### DO THIS
Take the entries below and print all of them exactly, please.

Figure collection entries
──────────

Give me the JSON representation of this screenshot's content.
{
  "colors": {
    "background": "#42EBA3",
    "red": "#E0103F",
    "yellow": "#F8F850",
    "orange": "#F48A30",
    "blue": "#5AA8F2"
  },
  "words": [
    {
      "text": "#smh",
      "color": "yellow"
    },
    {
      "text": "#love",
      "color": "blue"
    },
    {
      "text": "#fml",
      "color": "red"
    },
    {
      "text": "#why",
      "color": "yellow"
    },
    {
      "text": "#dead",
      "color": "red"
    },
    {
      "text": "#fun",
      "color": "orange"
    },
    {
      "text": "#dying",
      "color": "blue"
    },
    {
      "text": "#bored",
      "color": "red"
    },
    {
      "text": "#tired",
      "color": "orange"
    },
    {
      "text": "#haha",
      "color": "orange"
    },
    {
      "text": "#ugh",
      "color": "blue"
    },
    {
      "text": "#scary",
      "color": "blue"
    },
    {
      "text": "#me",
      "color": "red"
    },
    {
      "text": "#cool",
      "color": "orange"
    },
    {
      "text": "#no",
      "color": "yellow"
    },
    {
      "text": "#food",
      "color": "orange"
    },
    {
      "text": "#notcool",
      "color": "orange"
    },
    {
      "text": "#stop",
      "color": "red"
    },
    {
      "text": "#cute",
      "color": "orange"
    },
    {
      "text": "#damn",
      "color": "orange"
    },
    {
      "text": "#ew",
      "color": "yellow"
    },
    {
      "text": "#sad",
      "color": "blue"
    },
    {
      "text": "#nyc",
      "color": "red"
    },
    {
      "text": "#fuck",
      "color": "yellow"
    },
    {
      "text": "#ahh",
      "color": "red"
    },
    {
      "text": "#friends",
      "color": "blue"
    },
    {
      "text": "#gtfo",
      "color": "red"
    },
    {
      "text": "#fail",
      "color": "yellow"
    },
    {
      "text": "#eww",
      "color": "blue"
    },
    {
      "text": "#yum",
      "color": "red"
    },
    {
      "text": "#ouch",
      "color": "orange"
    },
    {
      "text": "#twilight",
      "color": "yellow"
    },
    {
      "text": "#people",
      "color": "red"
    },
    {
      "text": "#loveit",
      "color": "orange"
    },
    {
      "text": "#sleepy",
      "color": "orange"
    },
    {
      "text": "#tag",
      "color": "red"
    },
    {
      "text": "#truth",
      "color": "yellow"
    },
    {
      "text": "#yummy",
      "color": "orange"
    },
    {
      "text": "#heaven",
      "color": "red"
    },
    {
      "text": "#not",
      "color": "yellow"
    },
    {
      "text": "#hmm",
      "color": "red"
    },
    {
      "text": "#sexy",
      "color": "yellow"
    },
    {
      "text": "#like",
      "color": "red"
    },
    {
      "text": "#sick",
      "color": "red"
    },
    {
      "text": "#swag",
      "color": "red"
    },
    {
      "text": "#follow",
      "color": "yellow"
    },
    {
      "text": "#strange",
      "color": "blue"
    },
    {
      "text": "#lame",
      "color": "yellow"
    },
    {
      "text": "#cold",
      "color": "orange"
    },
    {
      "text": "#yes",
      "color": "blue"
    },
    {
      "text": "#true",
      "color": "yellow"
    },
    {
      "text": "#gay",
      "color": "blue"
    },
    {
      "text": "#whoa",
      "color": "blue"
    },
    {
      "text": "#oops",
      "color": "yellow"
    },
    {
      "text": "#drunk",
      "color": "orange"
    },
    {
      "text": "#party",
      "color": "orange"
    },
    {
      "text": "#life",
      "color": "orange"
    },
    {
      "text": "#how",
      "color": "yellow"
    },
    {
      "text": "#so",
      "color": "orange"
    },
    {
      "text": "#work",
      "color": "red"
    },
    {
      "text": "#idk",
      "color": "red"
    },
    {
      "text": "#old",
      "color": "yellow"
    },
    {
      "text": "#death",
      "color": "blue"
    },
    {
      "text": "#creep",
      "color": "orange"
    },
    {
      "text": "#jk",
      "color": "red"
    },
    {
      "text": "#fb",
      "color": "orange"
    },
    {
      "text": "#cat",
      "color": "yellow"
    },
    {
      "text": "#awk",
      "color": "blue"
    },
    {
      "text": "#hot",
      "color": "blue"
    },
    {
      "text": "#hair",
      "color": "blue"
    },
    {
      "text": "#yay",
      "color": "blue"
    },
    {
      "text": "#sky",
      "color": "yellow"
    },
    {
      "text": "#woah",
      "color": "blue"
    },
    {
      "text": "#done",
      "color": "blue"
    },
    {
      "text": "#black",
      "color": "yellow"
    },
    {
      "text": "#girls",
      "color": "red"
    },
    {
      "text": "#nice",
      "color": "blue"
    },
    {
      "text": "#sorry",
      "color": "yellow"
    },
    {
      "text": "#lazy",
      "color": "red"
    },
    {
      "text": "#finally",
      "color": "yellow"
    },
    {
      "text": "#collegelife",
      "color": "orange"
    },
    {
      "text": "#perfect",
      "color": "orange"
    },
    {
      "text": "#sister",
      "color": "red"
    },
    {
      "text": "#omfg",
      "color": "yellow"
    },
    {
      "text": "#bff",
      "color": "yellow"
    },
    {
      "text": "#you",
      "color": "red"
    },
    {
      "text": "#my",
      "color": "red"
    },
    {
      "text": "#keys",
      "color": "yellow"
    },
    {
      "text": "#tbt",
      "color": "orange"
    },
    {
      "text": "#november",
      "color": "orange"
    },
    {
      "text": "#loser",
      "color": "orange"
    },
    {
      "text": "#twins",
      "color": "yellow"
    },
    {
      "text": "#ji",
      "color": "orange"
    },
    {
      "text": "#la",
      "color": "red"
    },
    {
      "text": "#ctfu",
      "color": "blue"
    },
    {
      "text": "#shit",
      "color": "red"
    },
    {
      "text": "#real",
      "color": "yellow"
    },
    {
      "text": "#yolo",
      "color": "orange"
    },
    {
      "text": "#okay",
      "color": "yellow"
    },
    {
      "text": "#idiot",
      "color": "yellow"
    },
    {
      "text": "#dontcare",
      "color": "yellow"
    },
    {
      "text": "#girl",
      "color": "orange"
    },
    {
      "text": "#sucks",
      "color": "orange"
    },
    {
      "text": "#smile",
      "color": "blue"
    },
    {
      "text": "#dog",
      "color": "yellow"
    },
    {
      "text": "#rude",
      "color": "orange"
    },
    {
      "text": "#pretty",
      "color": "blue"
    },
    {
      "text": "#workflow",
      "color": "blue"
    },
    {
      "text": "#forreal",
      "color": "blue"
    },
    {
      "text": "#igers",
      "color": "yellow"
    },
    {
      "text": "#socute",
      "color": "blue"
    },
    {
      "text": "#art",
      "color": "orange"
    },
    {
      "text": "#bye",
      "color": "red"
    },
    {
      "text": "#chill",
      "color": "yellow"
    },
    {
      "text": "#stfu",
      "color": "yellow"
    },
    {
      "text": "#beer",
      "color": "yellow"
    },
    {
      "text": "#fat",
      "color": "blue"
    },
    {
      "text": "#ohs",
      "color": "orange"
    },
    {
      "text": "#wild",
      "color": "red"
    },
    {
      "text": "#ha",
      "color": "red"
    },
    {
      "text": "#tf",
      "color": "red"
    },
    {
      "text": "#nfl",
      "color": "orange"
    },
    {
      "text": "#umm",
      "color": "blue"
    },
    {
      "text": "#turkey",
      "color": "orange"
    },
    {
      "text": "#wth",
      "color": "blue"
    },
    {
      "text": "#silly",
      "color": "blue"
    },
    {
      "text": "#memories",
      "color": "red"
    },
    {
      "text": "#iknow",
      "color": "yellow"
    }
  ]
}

──────────

### FULL RESPONSE
Give me the JSON representation of this screenshot's content.
{
  "colors": {
    "background": "#42EBA3",
    "red": "#E0103F",
    "yellow": "#F8F850",
    "orange": "#F48A30",
    "blue": "#5AA8F2"
  },
  "words": [
    {
      "text": "#smh",
      "color": "yellow"
    },
    {
      "text": "#love",
      "color": "blue"
    },
    {
      "text": "#fml",
      "color": "red"
    },
    {
      "text": "#why",
      "color": "yellow"
    },
    {
      "text": "#dead",
      "color": "red"
    },
    {
      "text": "#fun",
      "color": "orange"
    },
    {
      "text": "#dying",
      "color": "blue"
    },
    {
      "text": "#bored",
      "color": "red"
    },
    {
      "text": "#tired",
      "color": "orange"
    },
    {
      "text": "#haha",
      "color": "orange"
    },
    {
      "text": "#ugh",
      "color": "blue"
    },
    {
      "text": "#scary",
      "color": "blue"
    },
    {
      "text": "#me",
      "color": "red"
    },
    {
      "text": "#cool",
      "color": "orange"
    },
    {
      "text": "#no",
      "color": "yellow"
    },
    {
      "text": "#food",
      "color": "orange"
    },
    {
      "text": "#notcool",
      "color": "orange"
    },
    {
      "text": "#stop",
      "color": "red"
    },
    {
      "text": "#cute",
      "color": "orange"
    },
    {
      "text": "#damn",
      "color": "orange"
    },
    {
      "text": "#ew",
      "color": "yellow"
    },
    {
      "text": "#sad",
      "color": "blue"
    },
    {
      "text": "#nyc",
      "color": "red"
    },
    {
      "text": "#fuck",
      "color": "yellow"
    },
    {
      "text": "#ahh",
      "color": "red"
    },
    {
      "text": "#friends",
      "color": "blue"
    },
    {
      "text": "#gtfo",
      "color": "red"
    },
    {
      "text": "#fail",
      "color": "yellow"
    },
    {
      "text": "#eww",
      "color": "blue"
    },
    {
      "text": "#yum",
      "color": "red"
    },
    {
      "text": "#ouch",
      "color": "orange"
    },
    {
      "text": "#twilight",
      "color": "yellow"
    },
    {
      "text": "#people",
      "color": "red"
    },
    {
      "text": "#loveit",
      "color": "orange"
    },
    {
      "text": "#sleepy",
      "color": "orange"
    },
    {
      "text": "#tag",
      "color": "red"
    },
    {
      "text": "#truth",
      "color": "yellow"
    },
    {
      "text": "#yummy",
      "color": "orange"
    },
    {
      "text": "#heaven",
      "color": "red"
    },
    {
      "text": "#not",
      "color": "yellow"
    },
    {
      "text": "#hmm",
      "color": "red"
    },
    {
      "text": "#sexy",
      "color": "yellow"
    },
    {
      "text": "#like",
      "color": "red"
    },
    {
      "text": "#sick",
      "color": "red"
    },
    {
      "text": "#swag",
      "color": "red"
    },
    {
      "text": "#follow",
      "color": "yellow"
    },
    {
      "text": "#strange",
      "color": "blue"
    },
    {
      "text": "#lame",
      "color": "yellow"
    },
    {
      "text": "#cold",
      "color": "orange"
    },
    {
      "text": "#yes",
      "color": "blue"
    },
    {
      "text": "#true",
      "color": "yellow"
    },
    {
      "text": "#gay",
      "color": "blue"
    },
    {
      "text": "#whoa",
      "color": "blue"
    },
    {
      "text": "#oops",
      "color": "yellow"
    },
    {
      "text": "#drunk",
      "color": "orange"
    },
    {
      "text": "#party",
      "color": "orange"
    },
    {
      "text": "#life",
      "color": "orange"
    },
    {
      "text": "#how",
      "color": "yellow"
    },
    {
      "text": "#so",
      "color": "orange"
    },
    {
      "text": "#work",
      "color": "red"
    },
    {
      "text": "#idk",
      "color": "red"
    },
    {
      "text": "#old",
      "color": "yellow"
    },
    {
      "text": "#death",
      "color": "blue"
    },
    {
      "text": "#creep",
      "color": "orange"
    },
    {
      "text": "#jk",
      "color": "red"
    },
    {
      "text": "#fb",
      "color": "orange"
    },
    {
      "text": "#cat",
      "color": "yellow"
    },
    {
      "text": "#awk",
      "color": "blue"
    },
    {
      "text": "#hot",
      "color": "blue"
    },
    {
      "text": "#hair",
      "color": "blue"
    },
    {
      "text": "#yay",
      "color": "blue"
    },
    {
      "text": "#sky",
      "color": "yellow"
    },
    {
      "text": "#woah",
      "color": "blue"
    },
    {
      "text": "#done",
      "color": "blue"
    },
    {
      "text": "#black",
      "color": "yellow"
    },
    {
      "text": "#girls",
      "color": "red"
    },
    {
      "text": "#nice",
      "color": "blue"
    },
    {
      "text": "#sorry",
      "color": "yellow"
    },
    {
      "text": "#lazy",
      "color": "red"
    },
    {
      "text": "#finally",
      "color": "yellow"
    },
    {
      "text": "#collegelife",
      "color": "orange"
    },
    {
      "text": "#perfect",
      "color": "orange"
    },
    {
      "text": "#sister",
      "color": "red"
    },
    {
      "text": "#omfg",
      "color": "yellow"
    },
    {
      "text": "#bff",
      "color": "yellow"
    },
    {
      "text": "#you",
      "color": "red"
    },
    {
      "text": "#my",
      "color": "red"
    },
    {
      "text": "#keys",
      "color": "yellow"
    },
    {
      "text": "#tbt",
      "color": "orange"
    },
    {
      "text": "#november",
      "color": "orange"
    },
    {
      "text": "#loser",
      "color": "orange"
    },
    {
      "text": "#twins",
      "color": "yellow"
    },
    {
      "text": "#ji",
      "color": "orange"
    },
    {
      "text": "#la",
      "color": "red"
    },
    {
      "text": "#ctfu",
      "color": "blue"
    },
    {
      "text": "#shit",
      "color": "red"
    },
    {
      "text": "#real",
      "color": "yellow"
    },
    {
      "text": "#yolo",
      "color": "orange"
    },
    {
      "text": "#okay",
      "color": "yellow"
    },
    {
      "text": "#idiot",
      "color": "yellow"
    },
    {
      "text": "#dontcare",
      "color": "yellow"
    },
    {
      "text": "#girl",
      "color": "orange"
    },
    {
      "text": "#sucks",
      "color": "orange"
    },
    {
      "text": "#smile",
      "color": "blue"
    },
    {
      "text": "#dog",
      "color": "yellow"
    },
    {
      "text": "#rude",
      "color": "orange"
    },
    {
      "text": "#pretty",
      "color": "blue"
    },
    {
      "text": "#workflow",
      "color": "blue"
    },
    {
      "text": "#forreal",
      "color": "blue"
    },
    {
      "text": "#igers",
      "color": "yellow"
    },
    {
      "text": "#socute",
      "color": "blue"
    },
    {
      "text": "#art",
      "color": "orange"
    },
    {
      "text": "#bye",
      "color": "red"
    },
    {
      "text": "#chill",
      "color": "yellow"
    },
    {
      "text": "#stfu",
      "color": "yellow"
    },
    {
      "text": "#beer",
      "color": "yellow"
    },
    {
      "text": "#fat",
      "color": "blue"
    },
    {
      "text": "#ohs",
      "color": "orange"
    },
    {
      "text": "#wild",
      "color": "red"
    },
    {
      "text": "#ha",
      "color": "red"
    },
    {
      "text": "#tf",
      "color": "red"
    },
    {
      "text": "#nfl",
      "color": "orange"
    },
    {
      "text": "#umm",
      "color": "blue"
    },
    {
      "text": "#turkey",
      "color": "orange"
    },
    {
      "text": "#wth",
      "color": "blue"
    },
    {
      "text": "#silly",
      "color": "blue"
    },
    {
      "text": "#memories",
      "color": "red"
    },
    {
      "text": "#iknow",
      "color": "yellow"
    }
  ]
}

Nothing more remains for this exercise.